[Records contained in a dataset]
□ □ □

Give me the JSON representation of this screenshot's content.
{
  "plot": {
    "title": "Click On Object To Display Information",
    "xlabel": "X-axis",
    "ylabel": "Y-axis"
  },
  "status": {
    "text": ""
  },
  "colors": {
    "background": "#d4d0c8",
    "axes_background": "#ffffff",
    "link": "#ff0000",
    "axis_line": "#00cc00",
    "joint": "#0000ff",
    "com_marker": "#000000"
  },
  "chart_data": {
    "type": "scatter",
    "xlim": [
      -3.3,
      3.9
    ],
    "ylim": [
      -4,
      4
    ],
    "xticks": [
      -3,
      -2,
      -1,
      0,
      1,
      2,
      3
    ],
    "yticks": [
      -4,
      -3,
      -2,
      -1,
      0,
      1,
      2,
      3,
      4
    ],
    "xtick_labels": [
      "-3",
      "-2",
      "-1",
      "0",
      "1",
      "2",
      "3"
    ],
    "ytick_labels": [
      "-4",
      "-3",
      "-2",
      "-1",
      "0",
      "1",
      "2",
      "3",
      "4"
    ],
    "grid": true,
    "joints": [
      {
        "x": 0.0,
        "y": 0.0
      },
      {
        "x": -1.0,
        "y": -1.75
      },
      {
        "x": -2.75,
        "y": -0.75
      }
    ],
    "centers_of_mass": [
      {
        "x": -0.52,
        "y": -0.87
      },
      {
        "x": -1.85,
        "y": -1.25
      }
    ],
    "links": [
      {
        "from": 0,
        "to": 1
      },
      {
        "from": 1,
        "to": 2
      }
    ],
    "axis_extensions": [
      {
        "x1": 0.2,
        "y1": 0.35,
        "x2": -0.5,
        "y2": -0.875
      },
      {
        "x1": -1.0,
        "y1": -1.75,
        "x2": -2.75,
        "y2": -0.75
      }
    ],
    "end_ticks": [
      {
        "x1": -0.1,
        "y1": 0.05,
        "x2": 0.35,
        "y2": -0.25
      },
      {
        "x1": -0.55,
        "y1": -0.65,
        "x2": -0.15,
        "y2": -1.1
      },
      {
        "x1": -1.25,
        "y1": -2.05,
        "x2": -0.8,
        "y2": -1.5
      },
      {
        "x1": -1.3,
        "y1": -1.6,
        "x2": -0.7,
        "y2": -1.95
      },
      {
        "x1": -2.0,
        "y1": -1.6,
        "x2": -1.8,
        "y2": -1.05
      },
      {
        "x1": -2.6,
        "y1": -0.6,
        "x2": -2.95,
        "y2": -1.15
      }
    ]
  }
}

□ □ □

= THE REQUEST =
Print every line of the records exactly. Omit nothing.

= ANSWER IN FULL =
Give me the JSON representation of this screenshot's content.
{
  "plot": {
    "title": "Click On Object To Display Information",
    "xlabel": "X-axis",
    "ylabel": "Y-axis"
  },
  "status": {
    "text": ""
  },
  "colors": {
    "background": "#d4d0c8",
    "axes_background": "#ffffff",
    "link": "#ff0000",
    "axis_line": "#00cc00",
    "joint": "#0000ff",
    "com_marker": "#000000"
  },
  "chart_data": {
    "type": "scatter",
    "xlim": [
      -3.3,
      3.9
    ],
    "ylim": [
      -4,
      4
    ],
    "xticks": [
      -3,
      -2,
      -1,
      0,
      1,
      2,
      3
    ],
    "yticks": [
      -4,
      -3,
      -2,
      -1,
      0,
      1,
      2,
      3,
      4
    ],
    "xtick_labels": [
      "-3",
      "-2",
      "-1",
      "0",
      "1",
      "2",
      "3"
    ],
    "ytick_labels": [
      "-4",
      "-3",
      "-2",
      "-1",
      "0",
      "1",
      "2",
      "3",
      "4"
    ],
    "grid": true,
    "joints": [
      {
        "x": 0.0,
        "y": 0.0
      },
      {
        "x": -1.0,
        "y": -1.75
      },
      {
        "x": -2.75,
        "y": -0.75
      }
    ],
    "centers_of_mass": [
      {
        "x": -0.52,
        "y": -0.87
      },
      {
        "x": -1.85,
        "y": -1.25
      }
    ],
    "links": [
      {
        "from": 0,
        "to": 1
      },
      {
        "from": 1,
        "to": 2
      }
    ],
    "axis_extensions": [
      {
        "x1": 0.2,
        "y1": 0.35,
        "x2": -0.5,
        "y2": -0.875
      },
      {
        "x1": -1.0,
        "y1": -1.75,
        "x2": -2.75,
        "y2": -0.75
      }
    ],
    "end_ticks": [
      {
        "x1": -0.1,
        "y1": 0.05,
        "x2": 0.35,
        "y2": -0.25
      },
      {
        "x1": -0.55,
        "y1": -0.65,
        "x2": -0.15,
        "y2": -1.1
      },
      {
        "x1": -1.25,
        "y1": -2.05,
        "x2": -0.8,
        "y2": -1.5
      },
      {
        "x1": -1.3,
        "y1": -1.6,
        "x2": -0.7,
        "y2": -1.95
      },
      {
        "x1": -2.0,
        "y1": -1.6,
        "x2": -1.8,
        "y2": -1.05
      },
      {
        "x1": -2.6,
        "y1": -0.6,
        "x2": -2.95,
        "y2": -1.15
      }
    ]
  }
}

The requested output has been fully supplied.